Task directions:
Pull out every line below containing the word "Annual".

Records shown:
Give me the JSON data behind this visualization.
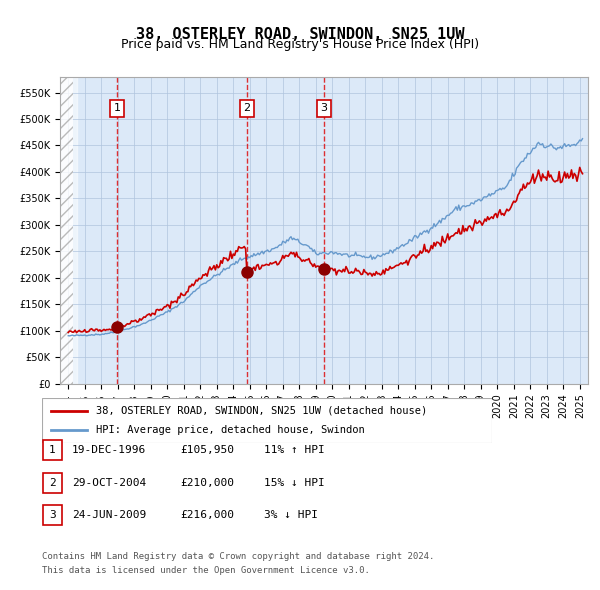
{
  "title": "38, OSTERLEY ROAD, SWINDON, SN25 1UW",
  "subtitle": "Price paid vs. HM Land Registry's House Price Index (HPI)",
  "legend_line1": "38, OSTERLEY ROAD, SWINDON, SN25 1UW (detached house)",
  "legend_line2": "HPI: Average price, detached house, Swindon",
  "footer1": "Contains HM Land Registry data © Crown copyright and database right 2024.",
  "footer2": "This data is licensed under the Open Government Licence v3.0.",
  "transactions": [
    {
      "num": 1,
      "date": "19-DEC-1996",
      "price": 105950,
      "hpi_pct": "11%",
      "hpi_dir": "↑"
    },
    {
      "num": 2,
      "date": "29-OCT-2004",
      "price": 210000,
      "hpi_pct": "15%",
      "hpi_dir": "↓"
    },
    {
      "num": 3,
      "date": "24-JUN-2009",
      "price": 216000,
      "hpi_pct": "3%",
      "hpi_dir": "↓"
    }
  ],
  "transaction_dates_decimal": [
    1996.97,
    2004.83,
    2009.48
  ],
  "transaction_prices": [
    105950,
    210000,
    216000
  ],
  "ylim": [
    0,
    580000
  ],
  "yticks": [
    0,
    50000,
    100000,
    150000,
    200000,
    250000,
    300000,
    350000,
    400000,
    450000,
    500000,
    550000
  ],
  "background_color": "#dce9f8",
  "hatch_color": "#c0c0c0",
  "red_line_color": "#cc0000",
  "blue_line_color": "#6699cc",
  "vline_color": "#dd0000",
  "box_color": "#cc0000",
  "title_fontsize": 11,
  "subtitle_fontsize": 9,
  "axis_label_fontsize": 8
}
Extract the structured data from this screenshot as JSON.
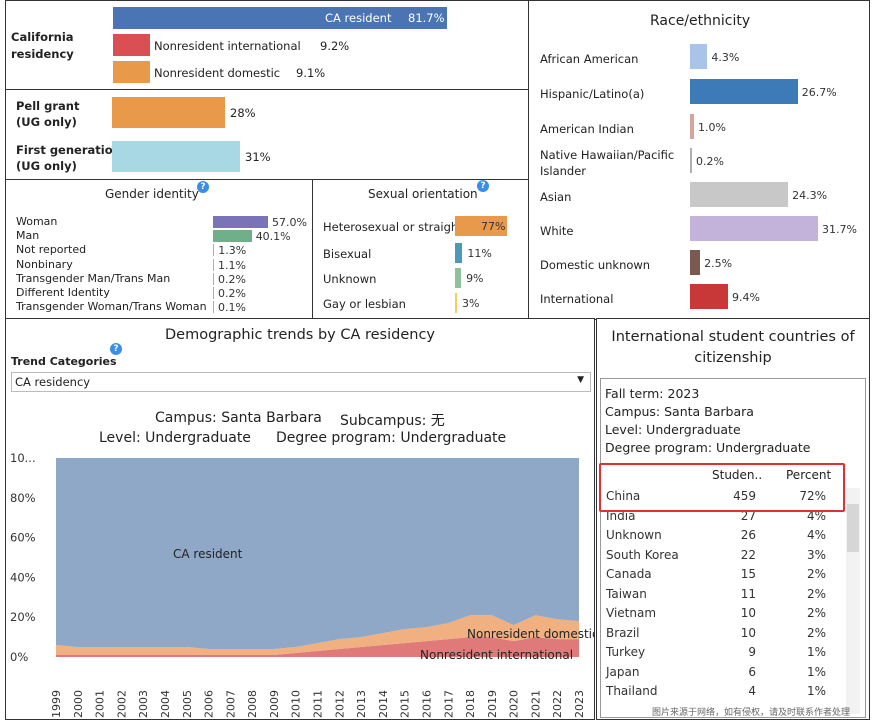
{
  "residency": {
    "label": "California\nresidency",
    "items": [
      {
        "name": "CA resident",
        "value": "81.7%",
        "color": "#4a74b4"
      },
      {
        "name": "Nonresident international",
        "value": "9.2%",
        "color": "#d94f54"
      },
      {
        "name": "Nonresident domestic",
        "value": "9.1%",
        "color": "#e8994a"
      }
    ]
  },
  "pell": {
    "label": "Pell grant\n(UG only)",
    "value": "28%",
    "color": "#e8994a"
  },
  "firstgen": {
    "label": "First generation\n(UG only)",
    "value": "31%",
    "color": "#a8d8e4"
  },
  "gender": {
    "title": "Gender identity",
    "items": [
      {
        "name": "Woman",
        "value": "57.0%",
        "color": "#7a73b8"
      },
      {
        "name": "Man",
        "value": "40.1%",
        "color": "#6fb08a"
      },
      {
        "name": "Not reported",
        "value": "1.3%",
        "color": "#8fc19a"
      },
      {
        "name": "Nonbinary",
        "value": "1.1%",
        "color": "#8fc19a"
      },
      {
        "name": "Transgender Man/Trans Man",
        "value": "0.2%",
        "color": "#8fc19a"
      },
      {
        "name": "Different Identity",
        "value": "0.2%",
        "color": "#8fc19a"
      },
      {
        "name": "Transgender Woman/Trans Woman",
        "value": "0.1%",
        "color": "#8fc19a"
      }
    ]
  },
  "sexual": {
    "title": "Sexual orientation",
    "items": [
      {
        "name": "Heterosexual or straigh",
        "value": "77%",
        "color": "#e8994a"
      },
      {
        "name": "Bisexual",
        "value": "11%",
        "color": "#4a9ab8"
      },
      {
        "name": "Unknown",
        "value": "9%",
        "color": "#8fc19a"
      },
      {
        "name": "Gay or lesbian",
        "value": "3%",
        "color": "#f0d05a"
      }
    ]
  },
  "race": {
    "title": "Race/ethnicity",
    "items": [
      {
        "name": "African American",
        "value": "4.3%",
        "color": "#a9c4e8"
      },
      {
        "name": "Hispanic/Latino(a)",
        "value": "26.7%",
        "color": "#3d7ab8"
      },
      {
        "name": "American Indian",
        "value": "1.0%",
        "color": "#d4a59a"
      },
      {
        "name": "Native Hawaiian/Pacific\nIslander",
        "value": "0.2%",
        "color": "#b0b0b0"
      },
      {
        "name": "Asian",
        "value": "24.3%",
        "color": "#c8c8c8"
      },
      {
        "name": "White",
        "value": "31.7%",
        "color": "#c3b3da"
      },
      {
        "name": "Domestic unknown",
        "value": "2.5%",
        "color": "#7a5a50"
      },
      {
        "name": "International",
        "value": "9.4%",
        "color": "#c93838"
      }
    ]
  },
  "trends": {
    "title": "Demographic trends by CA residency",
    "category_label": "Trend Categories",
    "dropdown_value": "CA residency",
    "campus": "Campus: Santa Barbara",
    "subcampus": "Subcampus: 无",
    "level": "Level: Undergraduate",
    "program": "Degree program: Undergraduate"
  },
  "chart_data": {
    "type": "area",
    "x": [
      "1999",
      "2000",
      "2001",
      "2002",
      "2003",
      "2004",
      "2005",
      "2006",
      "2007",
      "2008",
      "2009",
      "2010",
      "2011",
      "2012",
      "2013",
      "2014",
      "2015",
      "2016",
      "2017",
      "2018",
      "2019",
      "2020",
      "2021",
      "2022",
      "2023"
    ],
    "ytick_labels": [
      "0%",
      "20%",
      "40%",
      "60%",
      "80%",
      "10..."
    ],
    "ylim": [
      0,
      100
    ],
    "series": [
      {
        "name": "Nonresident international",
        "color": "#e07a7a",
        "values": [
          1,
          1,
          1,
          1,
          1,
          1,
          1,
          1,
          1,
          1,
          1,
          2,
          3,
          4,
          5,
          6,
          7,
          8,
          9,
          10,
          10,
          8,
          10,
          9,
          9
        ]
      },
      {
        "name": "Nonresident domestic",
        "color": "#f0b080",
        "values": [
          5,
          4,
          4,
          4,
          4,
          4,
          4,
          3,
          3,
          3,
          3,
          3,
          4,
          5,
          5,
          6,
          7,
          7,
          8,
          11,
          11,
          8,
          11,
          10,
          9
        ]
      },
      {
        "name": "CA resident",
        "color": "#8fa8c8",
        "values": [
          94,
          95,
          95,
          95,
          95,
          95,
          95,
          96,
          96,
          96,
          96,
          95,
          93,
          91,
          90,
          88,
          86,
          85,
          83,
          79,
          79,
          84,
          79,
          81,
          82
        ]
      }
    ],
    "annotations": [
      "CA resident",
      "Nonresident domestic",
      "Nonresident international"
    ]
  },
  "intl": {
    "title": "International student countries of citizenship",
    "fall_term": "Fall term: 2023",
    "campus": "Campus: Santa Barbara",
    "level": "Level: Undergraduate",
    "program": "Degree program: Undergraduate",
    "col_students": "Studen..",
    "col_percent": "Percent",
    "rows": [
      {
        "country": "China",
        "students": "459",
        "percent": "72%"
      },
      {
        "country": "India",
        "students": "27",
        "percent": "4%"
      },
      {
        "country": "Unknown",
        "students": "26",
        "percent": "4%"
      },
      {
        "country": "South Korea",
        "students": "22",
        "percent": "3%"
      },
      {
        "country": "Canada",
        "students": "15",
        "percent": "2%"
      },
      {
        "country": "Taiwan",
        "students": "11",
        "percent": "2%"
      },
      {
        "country": "Vietnam",
        "students": "10",
        "percent": "2%"
      },
      {
        "country": "Brazil",
        "students": "10",
        "percent": "2%"
      },
      {
        "country": "Turkey",
        "students": "9",
        "percent": "1%"
      },
      {
        "country": "Japan",
        "students": "6",
        "percent": "1%"
      },
      {
        "country": "Thailand",
        "students": "4",
        "percent": "1%"
      }
    ]
  },
  "watermark": "图片来源于网络，如有侵权，请及时联系作者处理"
}
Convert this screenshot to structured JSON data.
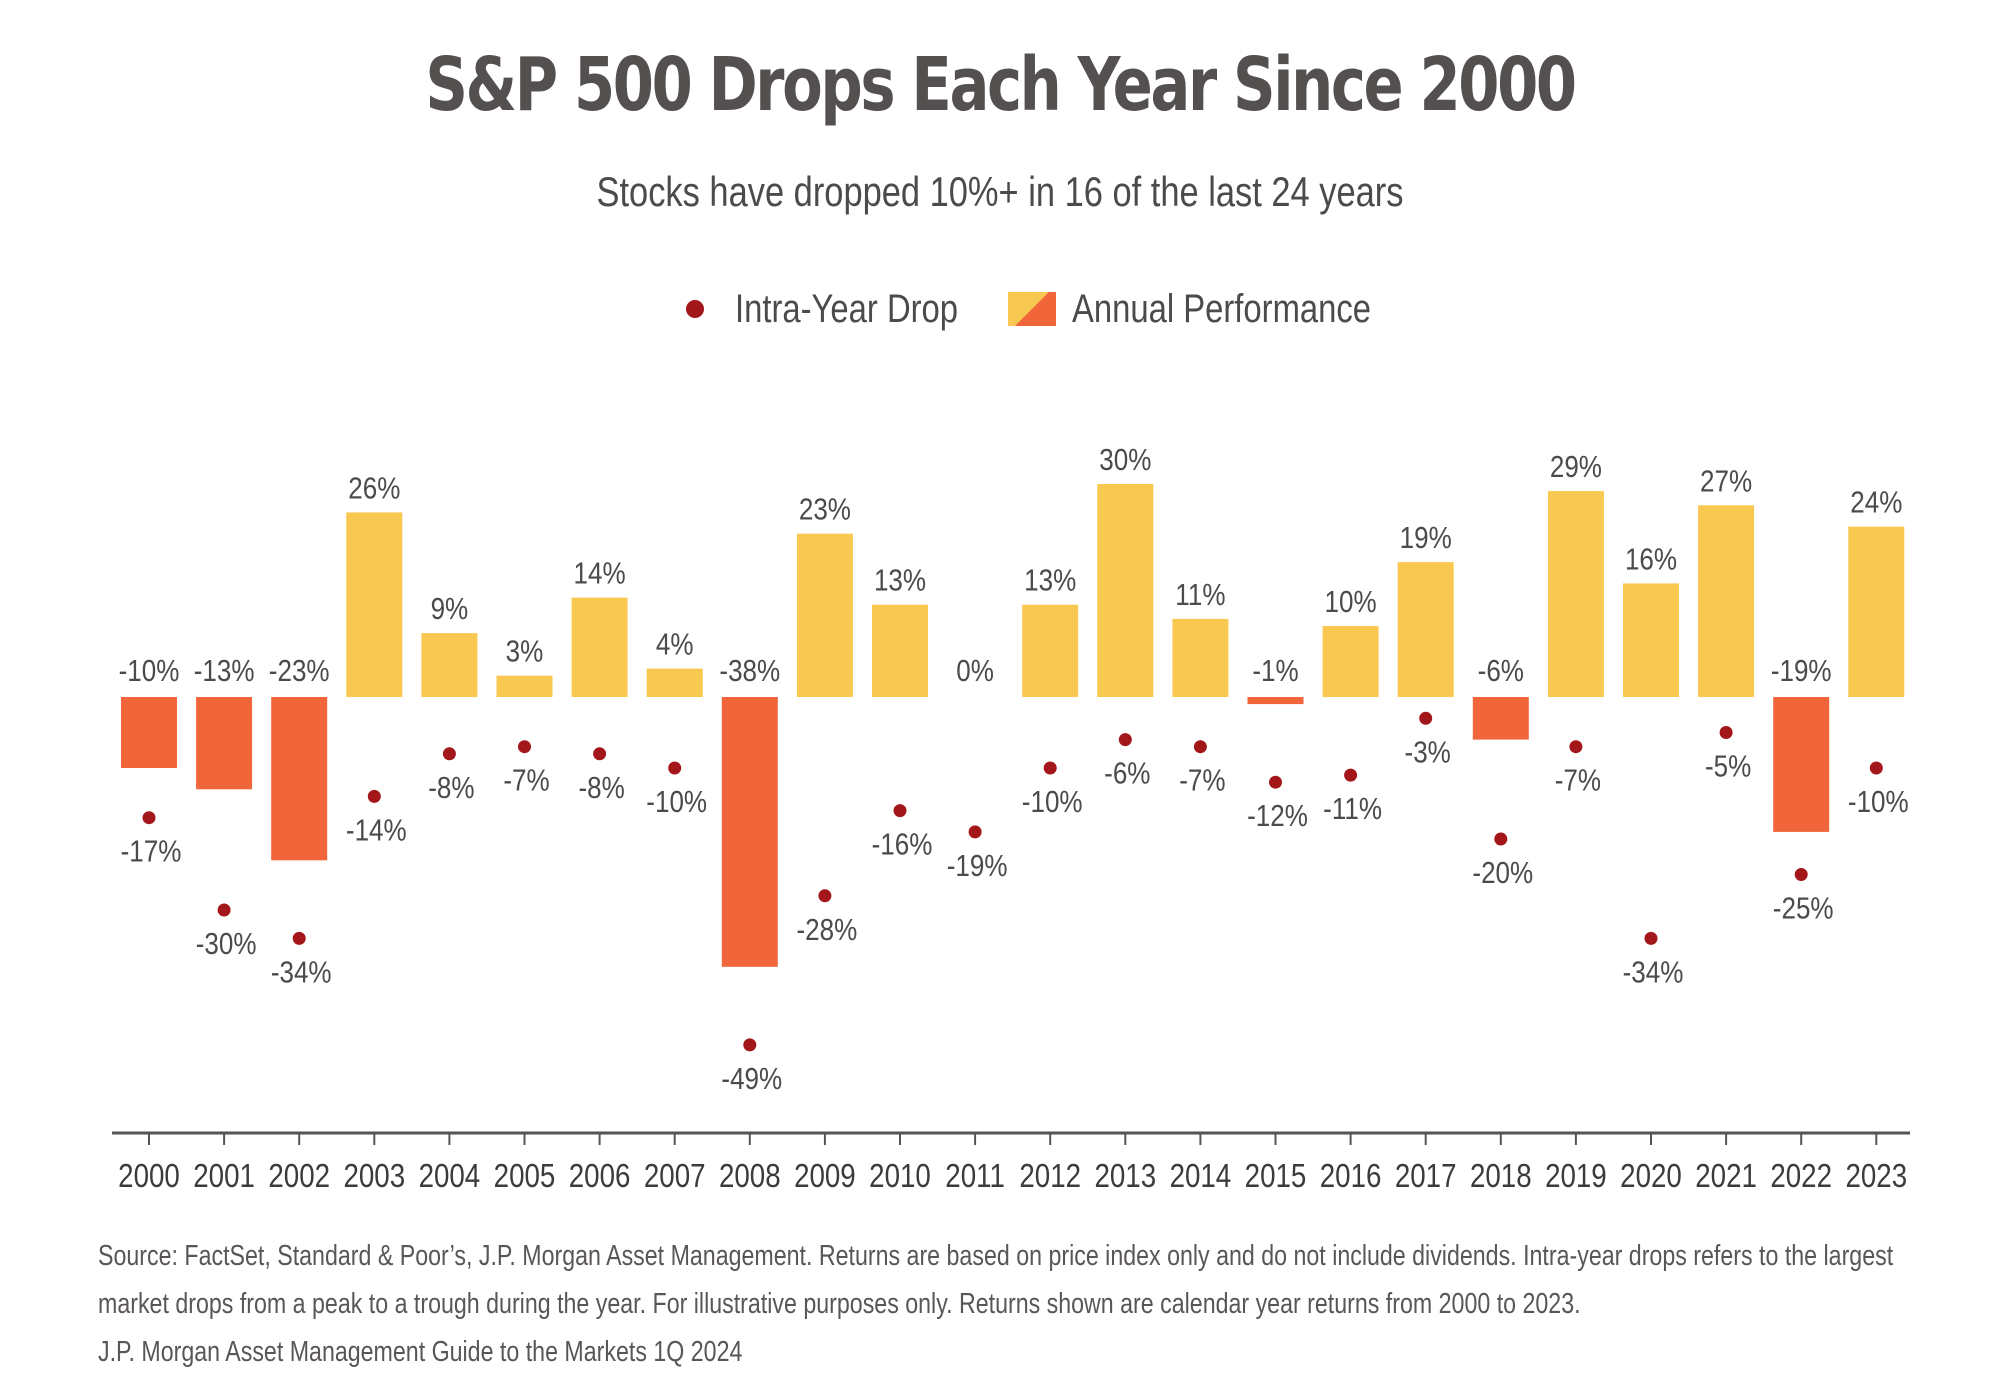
{
  "title": "S&P 500 Drops Each Year Since 2000",
  "subtitle": "Stocks have dropped 10%+ in 16 of the last 24 years",
  "legend": {
    "drop_label": "Intra-Year Drop",
    "performance_label": "Annual Performance"
  },
  "colors": {
    "positive_bar": "#f9c850",
    "negative_bar": "#f0653a",
    "drop_dot": "#a3161a",
    "axis": "#555555",
    "text": "#4d4a4a"
  },
  "chart_data": {
    "type": "bar",
    "categories": [
      "2000",
      "2001",
      "2002",
      "2003",
      "2004",
      "2005",
      "2006",
      "2007",
      "2008",
      "2009",
      "2010",
      "2011",
      "2012",
      "2013",
      "2014",
      "2015",
      "2016",
      "2017",
      "2018",
      "2019",
      "2020",
      "2021",
      "2022",
      "2023"
    ],
    "series": [
      {
        "name": "Annual Performance",
        "type": "bar",
        "values": [
          -10,
          -13,
          -23,
          26,
          9,
          3,
          14,
          4,
          -38,
          23,
          13,
          0,
          13,
          30,
          11,
          -1,
          10,
          19,
          -6,
          29,
          16,
          27,
          -19,
          24
        ],
        "labels": [
          "-10%",
          "-13%",
          "-23%",
          "26%",
          "9%",
          "3%",
          "14%",
          "4%",
          "-38%",
          "23%",
          "13%",
          "0%",
          "13%",
          "30%",
          "11%",
          "-1%",
          "10%",
          "19%",
          "-6%",
          "29%",
          "16%",
          "27%",
          "-19%",
          "24%"
        ]
      },
      {
        "name": "Intra-Year Drop",
        "type": "scatter",
        "values": [
          -17,
          -30,
          -34,
          -14,
          -8,
          -7,
          -8,
          -10,
          -49,
          -28,
          -16,
          -19,
          -10,
          -6,
          -7,
          -12,
          -11,
          -3,
          -20,
          -7,
          -34,
          -5,
          -25,
          -10
        ],
        "labels": [
          "-17%",
          "-30%",
          "-34%",
          "-14%",
          "-8%",
          "-7%",
          "-8%",
          "-10%",
          "-49%",
          "-28%",
          "-16%",
          "-19%",
          "-10%",
          "-6%",
          "-7%",
          "-12%",
          "-11%",
          "-3%",
          "-20%",
          "-7%",
          "-34%",
          "-5%",
          "-25%",
          "-10%"
        ]
      }
    ],
    "ylim": [
      -60,
      35
    ],
    "grid": false,
    "legend_position": "top-center"
  },
  "footnotes": [
    "Source: FactSet, Standard & Poor’s, J.P. Morgan Asset Management. Returns are based on price index only and do not include dividends. Intra-year drops refers to the largest",
    "market drops from a peak to a trough during the year. For illustrative purposes only. Returns shown are calendar year returns from 2000 to 2023.",
    "J.P. Morgan Asset Management Guide to the Markets 1Q 2024"
  ]
}
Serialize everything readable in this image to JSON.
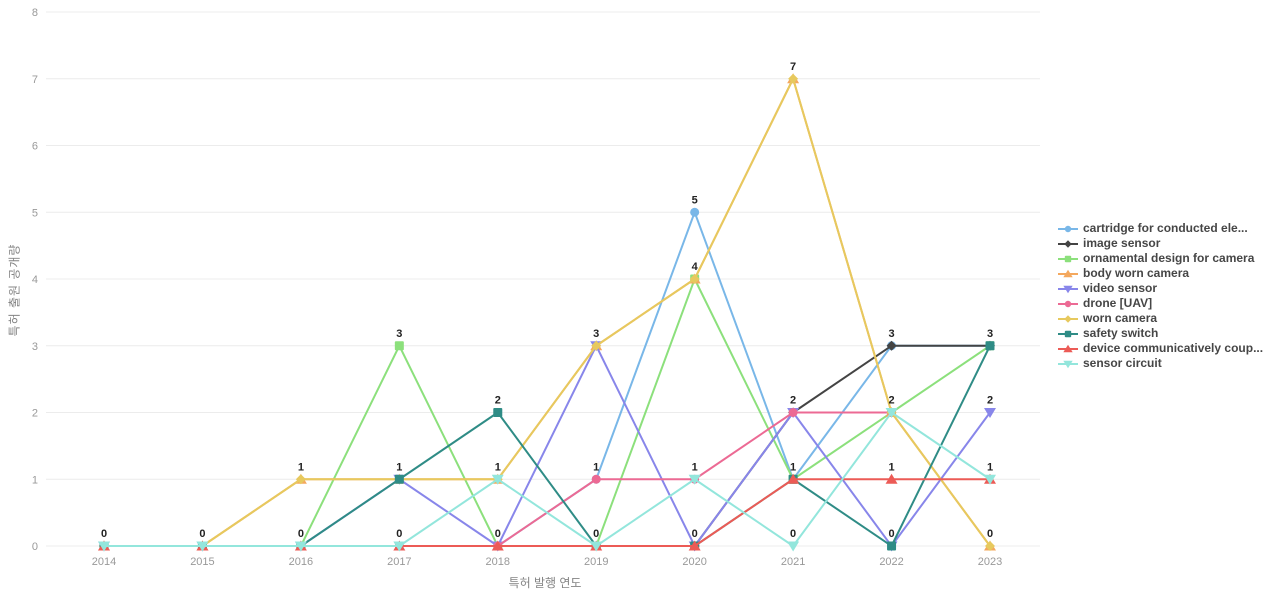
{
  "chart_data": {
    "type": "line",
    "title": "",
    "xlabel": "특허 발행 연도",
    "ylabel": "특허 출원 공개량",
    "categories": [
      "2014",
      "2015",
      "2016",
      "2017",
      "2018",
      "2019",
      "2020",
      "2021",
      "2022",
      "2023"
    ],
    "ylim": [
      0,
      8
    ],
    "yticks": [
      0,
      1,
      2,
      3,
      4,
      5,
      6,
      7,
      8
    ],
    "grid": true,
    "legend_position": "right",
    "value_labels": true,
    "series": [
      {
        "name": "cartridge for conducted ele...",
        "color": "#79b7e8",
        "marker": "circle",
        "values": [
          0,
          0,
          0,
          0,
          0,
          1,
          5,
          1,
          3,
          3
        ]
      },
      {
        "name": "image sensor",
        "color": "#444444",
        "marker": "diamond",
        "values": [
          0,
          0,
          0,
          0,
          0,
          0,
          0,
          2,
          3,
          3
        ]
      },
      {
        "name": "ornamental design for camera",
        "color": "#8ce07c",
        "marker": "square",
        "values": [
          0,
          0,
          0,
          3,
          0,
          0,
          4,
          1,
          2,
          3
        ]
      },
      {
        "name": "body worn camera",
        "color": "#f4a85e",
        "marker": "triangle-up",
        "values": [
          0,
          0,
          1,
          1,
          1,
          3,
          4,
          7,
          2,
          0
        ]
      },
      {
        "name": "video sensor",
        "color": "#8886ea",
        "marker": "triangle-down",
        "values": [
          0,
          0,
          0,
          1,
          0,
          3,
          0,
          2,
          0,
          2
        ]
      },
      {
        "name": "drone [UAV]",
        "color": "#ec6a94",
        "marker": "circle",
        "values": [
          0,
          0,
          0,
          0,
          0,
          1,
          1,
          2,
          2,
          null
        ]
      },
      {
        "name": "worn camera",
        "color": "#e7c95e",
        "marker": "diamond",
        "values": [
          0,
          0,
          1,
          1,
          1,
          3,
          4,
          7,
          2,
          0
        ]
      },
      {
        "name": "safety switch",
        "color": "#2f8c86",
        "marker": "square",
        "values": [
          0,
          0,
          0,
          1,
          2,
          0,
          0,
          1,
          0,
          3
        ]
      },
      {
        "name": "device communicatively coup...",
        "color": "#ec5b56",
        "marker": "triangle-up",
        "values": [
          0,
          0,
          0,
          0,
          0,
          0,
          0,
          1,
          1,
          1
        ]
      },
      {
        "name": "sensor circuit",
        "color": "#93e6dc",
        "marker": "triangle-down",
        "values": [
          0,
          0,
          0,
          0,
          1,
          0,
          1,
          0,
          2,
          1
        ]
      }
    ],
    "colors": {
      "grid": "#ececec",
      "tick_text": "#999999",
      "value_label": "#222222",
      "axis_title": "#848484",
      "legend_text": "#464646",
      "background": "#ffffff"
    }
  }
}
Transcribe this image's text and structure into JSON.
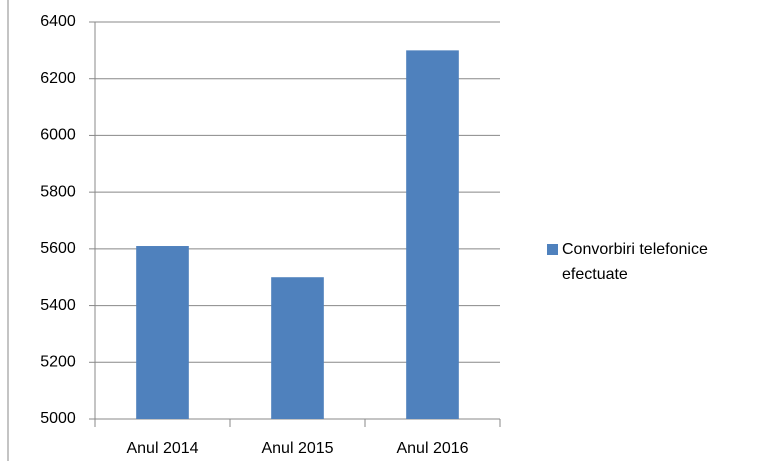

Answer for the task:
    "performance_label": "Annual Performance"
        "name": "Annual Performance",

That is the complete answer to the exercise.